Stored data:

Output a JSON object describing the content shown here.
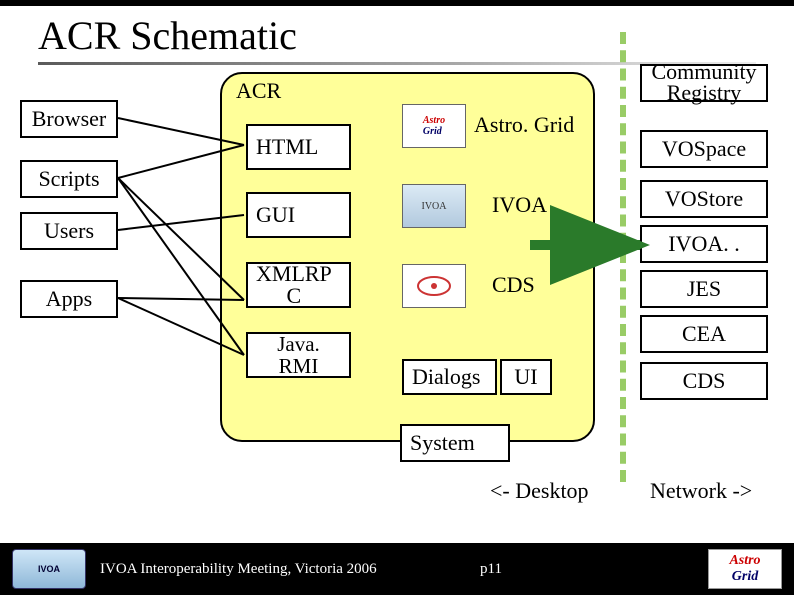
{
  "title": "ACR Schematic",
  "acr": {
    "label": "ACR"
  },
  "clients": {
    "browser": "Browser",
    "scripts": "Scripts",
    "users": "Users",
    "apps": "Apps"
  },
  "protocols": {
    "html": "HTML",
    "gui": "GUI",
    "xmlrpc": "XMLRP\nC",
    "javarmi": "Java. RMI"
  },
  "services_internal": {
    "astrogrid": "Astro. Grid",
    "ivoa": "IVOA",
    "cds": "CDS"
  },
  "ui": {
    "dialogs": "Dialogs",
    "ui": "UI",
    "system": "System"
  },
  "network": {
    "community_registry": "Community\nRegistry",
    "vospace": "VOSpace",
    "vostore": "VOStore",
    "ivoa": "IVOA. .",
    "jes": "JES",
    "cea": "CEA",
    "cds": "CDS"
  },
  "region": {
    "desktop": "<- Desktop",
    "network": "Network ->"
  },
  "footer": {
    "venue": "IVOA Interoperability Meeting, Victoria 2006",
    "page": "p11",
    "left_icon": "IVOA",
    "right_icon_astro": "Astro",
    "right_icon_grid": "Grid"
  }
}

==

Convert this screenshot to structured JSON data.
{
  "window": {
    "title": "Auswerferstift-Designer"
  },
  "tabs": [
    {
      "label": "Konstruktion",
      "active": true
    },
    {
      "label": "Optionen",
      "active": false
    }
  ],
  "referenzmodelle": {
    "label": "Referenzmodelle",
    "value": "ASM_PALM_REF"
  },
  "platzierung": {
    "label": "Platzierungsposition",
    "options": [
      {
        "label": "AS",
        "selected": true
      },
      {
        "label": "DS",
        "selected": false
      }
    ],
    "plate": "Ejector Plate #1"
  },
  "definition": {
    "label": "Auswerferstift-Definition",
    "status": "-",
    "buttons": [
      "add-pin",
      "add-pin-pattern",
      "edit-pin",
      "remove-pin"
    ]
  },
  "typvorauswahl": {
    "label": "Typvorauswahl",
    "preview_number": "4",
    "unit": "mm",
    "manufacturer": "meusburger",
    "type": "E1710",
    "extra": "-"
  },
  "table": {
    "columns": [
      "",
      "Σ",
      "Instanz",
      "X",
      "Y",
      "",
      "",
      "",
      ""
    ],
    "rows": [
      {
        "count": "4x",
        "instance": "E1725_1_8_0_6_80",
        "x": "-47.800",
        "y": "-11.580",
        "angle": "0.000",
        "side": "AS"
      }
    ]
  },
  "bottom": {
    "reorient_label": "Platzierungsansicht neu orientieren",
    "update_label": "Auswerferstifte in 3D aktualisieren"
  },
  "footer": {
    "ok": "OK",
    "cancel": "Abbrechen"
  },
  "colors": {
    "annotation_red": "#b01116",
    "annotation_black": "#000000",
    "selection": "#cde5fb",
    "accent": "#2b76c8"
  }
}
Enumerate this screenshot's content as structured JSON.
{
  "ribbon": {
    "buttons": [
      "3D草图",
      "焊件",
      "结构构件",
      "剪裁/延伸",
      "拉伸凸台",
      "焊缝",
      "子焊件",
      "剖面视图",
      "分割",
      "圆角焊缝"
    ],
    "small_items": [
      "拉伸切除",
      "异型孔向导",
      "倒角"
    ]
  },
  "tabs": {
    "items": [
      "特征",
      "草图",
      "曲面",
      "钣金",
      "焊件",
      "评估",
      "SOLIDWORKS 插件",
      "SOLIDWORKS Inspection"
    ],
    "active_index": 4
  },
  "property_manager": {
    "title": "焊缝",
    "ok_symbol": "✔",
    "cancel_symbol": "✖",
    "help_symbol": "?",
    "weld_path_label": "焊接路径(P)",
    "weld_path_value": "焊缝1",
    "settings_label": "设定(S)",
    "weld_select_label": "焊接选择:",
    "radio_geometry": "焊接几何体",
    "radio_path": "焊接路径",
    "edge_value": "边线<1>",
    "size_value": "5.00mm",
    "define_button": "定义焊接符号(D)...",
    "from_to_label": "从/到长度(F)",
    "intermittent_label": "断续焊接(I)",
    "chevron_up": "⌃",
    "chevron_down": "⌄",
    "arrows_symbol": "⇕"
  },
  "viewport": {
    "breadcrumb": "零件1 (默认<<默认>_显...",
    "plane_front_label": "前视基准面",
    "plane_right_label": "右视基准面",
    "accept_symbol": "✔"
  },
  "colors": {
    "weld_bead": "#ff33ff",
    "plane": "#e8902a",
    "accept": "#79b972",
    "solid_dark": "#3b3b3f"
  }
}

* * *

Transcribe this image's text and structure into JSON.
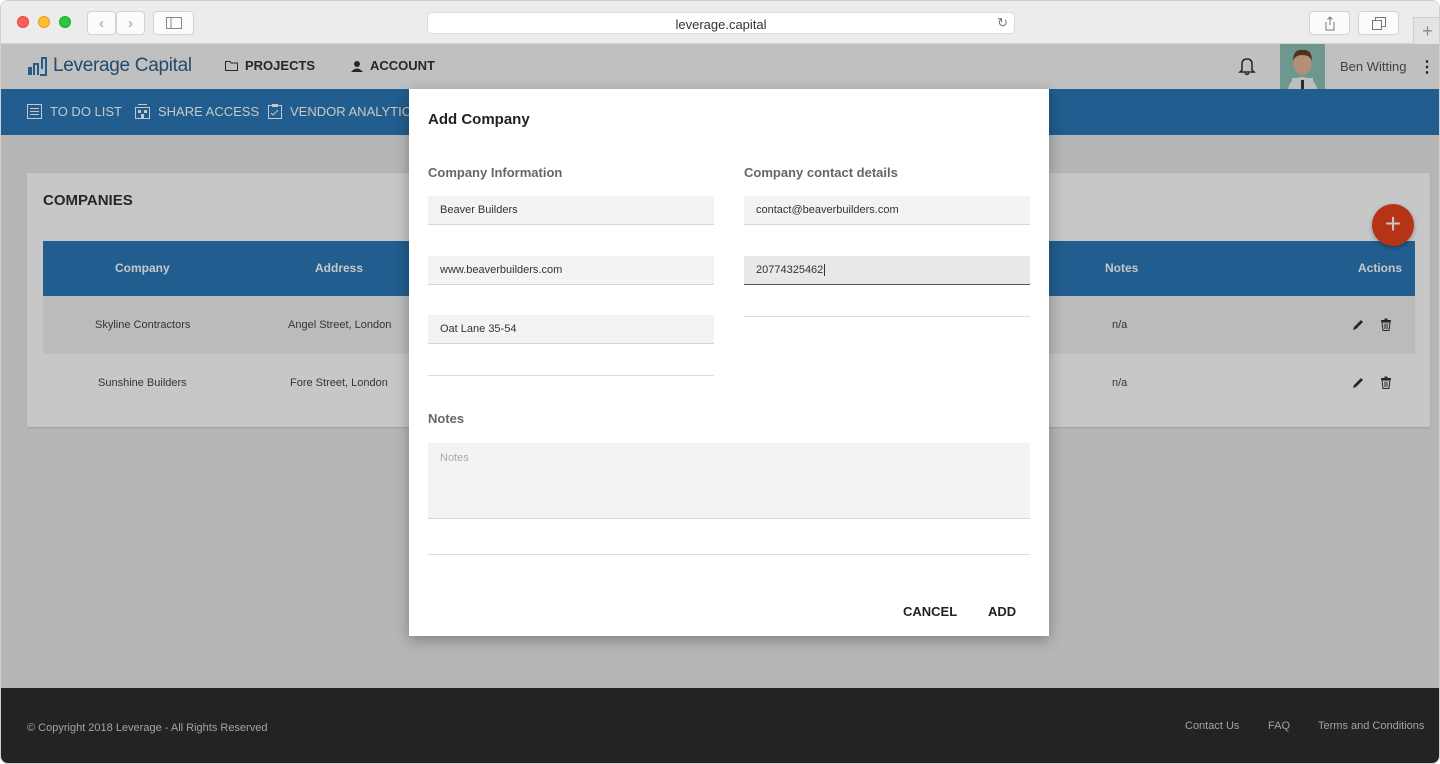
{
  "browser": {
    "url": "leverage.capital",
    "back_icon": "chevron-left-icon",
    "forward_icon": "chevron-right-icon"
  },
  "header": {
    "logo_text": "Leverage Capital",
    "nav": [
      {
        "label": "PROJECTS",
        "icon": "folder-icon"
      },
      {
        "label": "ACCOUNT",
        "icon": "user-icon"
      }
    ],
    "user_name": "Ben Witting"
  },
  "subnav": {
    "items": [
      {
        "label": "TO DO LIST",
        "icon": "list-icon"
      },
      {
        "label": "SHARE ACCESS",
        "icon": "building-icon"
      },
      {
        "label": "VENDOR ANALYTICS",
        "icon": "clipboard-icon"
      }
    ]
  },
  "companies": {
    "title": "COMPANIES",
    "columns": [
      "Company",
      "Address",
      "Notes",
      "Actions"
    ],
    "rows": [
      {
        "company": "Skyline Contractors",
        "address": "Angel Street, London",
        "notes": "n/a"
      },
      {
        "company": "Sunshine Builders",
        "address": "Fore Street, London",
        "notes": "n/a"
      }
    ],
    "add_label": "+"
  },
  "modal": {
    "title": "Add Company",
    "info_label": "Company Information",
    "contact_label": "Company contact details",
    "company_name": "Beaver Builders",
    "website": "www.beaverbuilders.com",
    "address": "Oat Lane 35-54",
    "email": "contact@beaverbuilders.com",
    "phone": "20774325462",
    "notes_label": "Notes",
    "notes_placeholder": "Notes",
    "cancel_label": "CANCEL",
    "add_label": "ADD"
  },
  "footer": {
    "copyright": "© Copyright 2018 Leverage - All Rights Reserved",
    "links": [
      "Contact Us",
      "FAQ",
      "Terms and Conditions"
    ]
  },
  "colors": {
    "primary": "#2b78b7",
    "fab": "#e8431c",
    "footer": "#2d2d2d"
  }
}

> Problem to work on:
List the lines of the material in which the word "London" occurs.

> Exercise solution:
        "address": "Angel Street, London",
        "address": "Fore Street, London",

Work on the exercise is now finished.